■ **Stated task**: Write out the entries below once more, exactly, with the pictures left out.

** begin Stored rows **

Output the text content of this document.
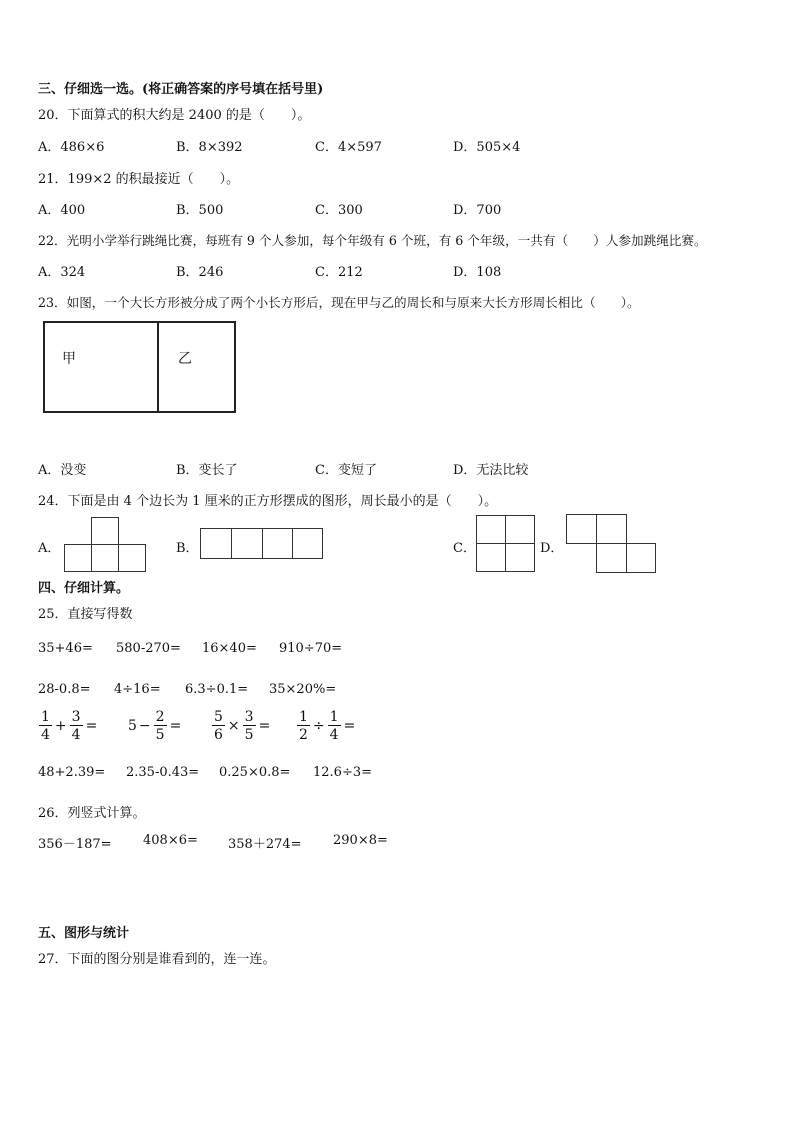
三、仔细选一选。(将正确答案的序号填在括号里)
20．下面算式的积大约是 2400 的是（　　）。
A．486×6	B．8×392	C．4×597	D．505×4
21．199×2 的积最接近（　　）。
A．400	B．500	C．300	D．700
22．光明小学举行跳绳比赛，每班有 9 个人参加，每个年级有 6 个班，有 6 个年级，一共有（　　）人参加跳绳比赛。
A．324	B．246	C．212	D．108
23．如图，一个大长方形被分成了两个小长方形后，现在甲与乙的周长和与原来大长方形周长相比（　　）。
甲	乙
A．没变	B．变长了	C．变短了	D．无法比较
24．下面是由 4 个边长为 1 厘米的正方形摆成的图形，周长最小的是（　　）。
A．	B．	C．	D．
四、仔细计算。
25．直接写得数
35+46= 580-270= 16×40= 910÷70=
28-0.8= 4÷16= 6.3÷0.1= 35×20%=
$\frac{1}{4} + \frac{3}{4} = 5 - \frac{2}{5} = \frac{5}{6} \times \frac{3}{5} = \frac{1}{2} \div \frac{1}{4}$ =
48+2.39= 2.35-0.43= 0.25×0.8= 12.6÷3=
26．列竖式计算。
356－187= 408×6= 358＋274= 290×8=
五、图形与统计
27．下面的图分别是谁看到的，连一连。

** end Stored rows **

■ **Answer for the task**:
Output the text content of this document.
三、仔细选一选。(将正确答案的序号填在括号里)
20．下面算式的积大约是 2400 的是（　　）。
A．486×6	B．8×392	C．4×597	D．505×4
21．199×2 的积最接近（　　）。
A．400	B．500	C．300	D．700
22．光明小学举行跳绳比赛，每班有 9 个人参加，每个年级有 6 个班，有 6 个年级，一共有（　　）人参加跳绳比赛。
A．324	B．246	C．212	D．108
23．如图，一个大长方形被分成了两个小长方形后，现在甲与乙的周长和与原来大长方形周长相比（　　）。
甲	乙
A．没变	B．变长了	C．变短了	D．无法比较
24．下面是由 4 个边长为 1 厘米的正方形摆成的图形，周长最小的是（　　）。
A．	B．	C．	D．
四、仔细计算。
25．直接写得数
35+46= 580-270= 16×40= 910÷70=
28-0.8= 4÷16= 6.3÷0.1= 35×20%=
$\frac{1}{4} + \frac{3}{4} = 5 - \frac{2}{5} = \frac{5}{6} \times \frac{3}{5} = \frac{1}{2} \div \frac{1}{4}$ =
48+2.39= 2.35-0.43= 0.25×0.8= 12.6÷3=
26．列竖式计算。
356－187= 408×6= 358＋274= 290×8=
五、图形与统计
27．下面的图分别是谁看到的，连一连。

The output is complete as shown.